Problem requirements
Look through the material below for "shield". Copy every line that contains it.

Dataset excerpts
**********

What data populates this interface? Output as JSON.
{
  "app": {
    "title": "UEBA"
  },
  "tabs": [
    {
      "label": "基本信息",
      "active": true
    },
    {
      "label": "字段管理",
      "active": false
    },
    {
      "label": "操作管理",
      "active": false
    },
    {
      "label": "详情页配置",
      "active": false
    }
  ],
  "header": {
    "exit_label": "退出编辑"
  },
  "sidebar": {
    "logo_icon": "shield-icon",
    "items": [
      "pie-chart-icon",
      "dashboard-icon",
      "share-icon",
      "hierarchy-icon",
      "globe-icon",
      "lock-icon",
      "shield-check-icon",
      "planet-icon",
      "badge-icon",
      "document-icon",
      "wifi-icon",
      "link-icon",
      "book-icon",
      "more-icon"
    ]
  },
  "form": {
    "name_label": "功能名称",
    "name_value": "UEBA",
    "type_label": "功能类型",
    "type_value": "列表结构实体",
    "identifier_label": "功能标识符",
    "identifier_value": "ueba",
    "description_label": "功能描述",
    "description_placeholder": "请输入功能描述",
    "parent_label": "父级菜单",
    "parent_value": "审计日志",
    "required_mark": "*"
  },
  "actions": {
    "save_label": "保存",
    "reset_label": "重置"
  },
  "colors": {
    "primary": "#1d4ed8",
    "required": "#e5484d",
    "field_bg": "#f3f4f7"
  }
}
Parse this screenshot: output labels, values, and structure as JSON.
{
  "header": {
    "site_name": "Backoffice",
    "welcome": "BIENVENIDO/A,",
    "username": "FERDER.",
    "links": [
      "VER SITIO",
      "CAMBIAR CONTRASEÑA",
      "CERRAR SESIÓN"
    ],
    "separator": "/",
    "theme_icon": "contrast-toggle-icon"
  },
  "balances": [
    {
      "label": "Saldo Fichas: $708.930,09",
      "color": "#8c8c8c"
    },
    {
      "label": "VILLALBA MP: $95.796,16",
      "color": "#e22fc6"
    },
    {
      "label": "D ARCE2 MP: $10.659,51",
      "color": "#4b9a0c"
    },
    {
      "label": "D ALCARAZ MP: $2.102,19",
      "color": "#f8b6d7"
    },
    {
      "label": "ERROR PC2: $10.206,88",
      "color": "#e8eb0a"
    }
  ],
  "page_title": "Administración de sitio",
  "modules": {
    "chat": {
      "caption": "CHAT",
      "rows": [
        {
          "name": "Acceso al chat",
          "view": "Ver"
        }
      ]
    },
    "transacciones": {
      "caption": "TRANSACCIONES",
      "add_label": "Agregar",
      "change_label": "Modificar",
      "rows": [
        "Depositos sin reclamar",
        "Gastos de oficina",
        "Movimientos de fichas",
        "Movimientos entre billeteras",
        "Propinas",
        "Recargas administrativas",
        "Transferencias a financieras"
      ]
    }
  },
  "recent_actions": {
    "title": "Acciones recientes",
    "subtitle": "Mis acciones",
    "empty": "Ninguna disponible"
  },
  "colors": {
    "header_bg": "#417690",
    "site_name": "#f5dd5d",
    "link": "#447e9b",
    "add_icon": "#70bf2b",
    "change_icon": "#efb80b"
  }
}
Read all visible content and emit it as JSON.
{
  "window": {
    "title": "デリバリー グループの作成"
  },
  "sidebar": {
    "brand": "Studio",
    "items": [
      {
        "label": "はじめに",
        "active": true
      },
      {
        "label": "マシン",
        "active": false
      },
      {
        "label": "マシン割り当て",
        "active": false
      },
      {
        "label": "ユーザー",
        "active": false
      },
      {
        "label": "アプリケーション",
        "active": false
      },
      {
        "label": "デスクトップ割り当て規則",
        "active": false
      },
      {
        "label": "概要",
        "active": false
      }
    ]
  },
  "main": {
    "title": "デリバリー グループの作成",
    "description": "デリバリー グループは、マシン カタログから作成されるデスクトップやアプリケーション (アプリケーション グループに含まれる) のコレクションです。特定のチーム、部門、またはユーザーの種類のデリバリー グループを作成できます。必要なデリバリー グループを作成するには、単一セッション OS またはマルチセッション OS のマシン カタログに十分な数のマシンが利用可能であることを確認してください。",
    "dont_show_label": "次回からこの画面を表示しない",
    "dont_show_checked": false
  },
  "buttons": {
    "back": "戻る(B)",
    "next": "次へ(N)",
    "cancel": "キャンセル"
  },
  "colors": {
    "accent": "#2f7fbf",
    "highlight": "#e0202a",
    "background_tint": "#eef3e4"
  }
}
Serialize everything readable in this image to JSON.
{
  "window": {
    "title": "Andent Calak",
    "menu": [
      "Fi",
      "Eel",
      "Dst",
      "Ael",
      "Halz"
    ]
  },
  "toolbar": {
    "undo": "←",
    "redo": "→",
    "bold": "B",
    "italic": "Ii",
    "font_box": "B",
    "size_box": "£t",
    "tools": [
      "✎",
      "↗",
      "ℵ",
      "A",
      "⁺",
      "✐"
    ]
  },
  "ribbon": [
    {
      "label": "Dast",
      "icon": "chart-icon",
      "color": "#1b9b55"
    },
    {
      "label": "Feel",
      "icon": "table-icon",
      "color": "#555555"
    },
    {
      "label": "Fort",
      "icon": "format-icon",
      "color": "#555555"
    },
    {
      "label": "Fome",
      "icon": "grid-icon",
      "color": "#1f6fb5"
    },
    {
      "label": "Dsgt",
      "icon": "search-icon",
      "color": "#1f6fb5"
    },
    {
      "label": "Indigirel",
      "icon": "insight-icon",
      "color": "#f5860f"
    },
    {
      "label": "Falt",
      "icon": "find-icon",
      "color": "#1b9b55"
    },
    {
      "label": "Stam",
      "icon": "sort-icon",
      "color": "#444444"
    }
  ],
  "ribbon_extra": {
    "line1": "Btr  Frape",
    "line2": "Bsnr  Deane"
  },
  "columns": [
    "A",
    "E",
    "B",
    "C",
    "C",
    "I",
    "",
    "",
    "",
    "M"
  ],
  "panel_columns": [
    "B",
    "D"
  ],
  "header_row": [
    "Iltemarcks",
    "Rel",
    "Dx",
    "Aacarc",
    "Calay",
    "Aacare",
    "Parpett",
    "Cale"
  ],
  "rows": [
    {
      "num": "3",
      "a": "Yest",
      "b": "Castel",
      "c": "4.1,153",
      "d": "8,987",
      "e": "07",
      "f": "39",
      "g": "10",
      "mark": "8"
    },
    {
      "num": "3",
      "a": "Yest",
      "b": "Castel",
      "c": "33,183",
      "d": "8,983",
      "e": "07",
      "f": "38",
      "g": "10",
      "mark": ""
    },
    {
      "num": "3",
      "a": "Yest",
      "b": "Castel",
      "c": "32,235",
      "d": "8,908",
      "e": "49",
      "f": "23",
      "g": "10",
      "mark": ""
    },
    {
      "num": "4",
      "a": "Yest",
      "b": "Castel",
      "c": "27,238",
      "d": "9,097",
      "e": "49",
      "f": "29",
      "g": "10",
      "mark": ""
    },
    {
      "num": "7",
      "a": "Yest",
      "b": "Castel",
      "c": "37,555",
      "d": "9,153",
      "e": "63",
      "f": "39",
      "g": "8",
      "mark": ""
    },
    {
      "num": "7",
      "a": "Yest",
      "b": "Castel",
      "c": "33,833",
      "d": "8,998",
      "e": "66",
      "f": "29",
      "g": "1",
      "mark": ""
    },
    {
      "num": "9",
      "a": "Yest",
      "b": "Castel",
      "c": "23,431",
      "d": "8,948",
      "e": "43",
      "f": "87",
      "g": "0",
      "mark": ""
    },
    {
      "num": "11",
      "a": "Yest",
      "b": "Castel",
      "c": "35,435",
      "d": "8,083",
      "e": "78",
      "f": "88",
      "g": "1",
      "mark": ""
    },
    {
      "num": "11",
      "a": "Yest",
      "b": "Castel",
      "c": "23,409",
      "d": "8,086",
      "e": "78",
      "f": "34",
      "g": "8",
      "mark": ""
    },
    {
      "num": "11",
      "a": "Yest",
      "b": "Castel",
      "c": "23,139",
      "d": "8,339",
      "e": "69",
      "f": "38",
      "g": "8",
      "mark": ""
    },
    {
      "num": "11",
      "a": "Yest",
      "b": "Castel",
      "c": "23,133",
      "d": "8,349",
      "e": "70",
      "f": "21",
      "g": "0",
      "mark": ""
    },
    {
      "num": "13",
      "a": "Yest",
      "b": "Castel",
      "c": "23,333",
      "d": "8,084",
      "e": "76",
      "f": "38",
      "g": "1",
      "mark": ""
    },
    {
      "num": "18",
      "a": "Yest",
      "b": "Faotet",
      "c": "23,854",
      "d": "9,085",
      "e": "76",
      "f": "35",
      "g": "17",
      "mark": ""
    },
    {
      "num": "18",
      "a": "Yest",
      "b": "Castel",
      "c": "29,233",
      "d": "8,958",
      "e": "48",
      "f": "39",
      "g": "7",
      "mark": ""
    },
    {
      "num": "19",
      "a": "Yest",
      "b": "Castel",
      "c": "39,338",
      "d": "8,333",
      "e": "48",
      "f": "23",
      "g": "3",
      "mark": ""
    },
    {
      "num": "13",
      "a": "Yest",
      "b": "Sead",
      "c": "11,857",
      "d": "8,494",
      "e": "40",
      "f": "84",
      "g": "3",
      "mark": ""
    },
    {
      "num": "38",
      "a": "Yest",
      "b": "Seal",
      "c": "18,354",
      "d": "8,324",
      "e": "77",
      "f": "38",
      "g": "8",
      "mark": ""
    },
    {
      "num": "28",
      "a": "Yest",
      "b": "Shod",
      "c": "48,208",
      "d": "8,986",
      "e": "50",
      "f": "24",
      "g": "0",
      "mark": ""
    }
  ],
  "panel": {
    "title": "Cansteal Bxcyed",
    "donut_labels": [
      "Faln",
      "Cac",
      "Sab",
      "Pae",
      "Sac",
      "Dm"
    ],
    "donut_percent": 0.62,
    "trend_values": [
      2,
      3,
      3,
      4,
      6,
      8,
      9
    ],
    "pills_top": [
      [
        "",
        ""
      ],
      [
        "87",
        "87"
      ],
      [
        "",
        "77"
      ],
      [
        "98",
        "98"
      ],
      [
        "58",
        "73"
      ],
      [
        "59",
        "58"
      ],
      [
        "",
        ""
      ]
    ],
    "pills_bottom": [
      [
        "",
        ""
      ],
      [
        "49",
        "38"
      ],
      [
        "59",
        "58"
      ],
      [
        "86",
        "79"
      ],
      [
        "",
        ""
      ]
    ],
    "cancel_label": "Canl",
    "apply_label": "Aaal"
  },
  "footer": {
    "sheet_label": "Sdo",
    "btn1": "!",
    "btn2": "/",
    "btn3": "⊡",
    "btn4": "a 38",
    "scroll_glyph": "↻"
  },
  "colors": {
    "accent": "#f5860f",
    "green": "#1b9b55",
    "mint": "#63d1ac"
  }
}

**********

Solution for this problem
    "logo_icon": "shield-icon",
      "shield-check-icon",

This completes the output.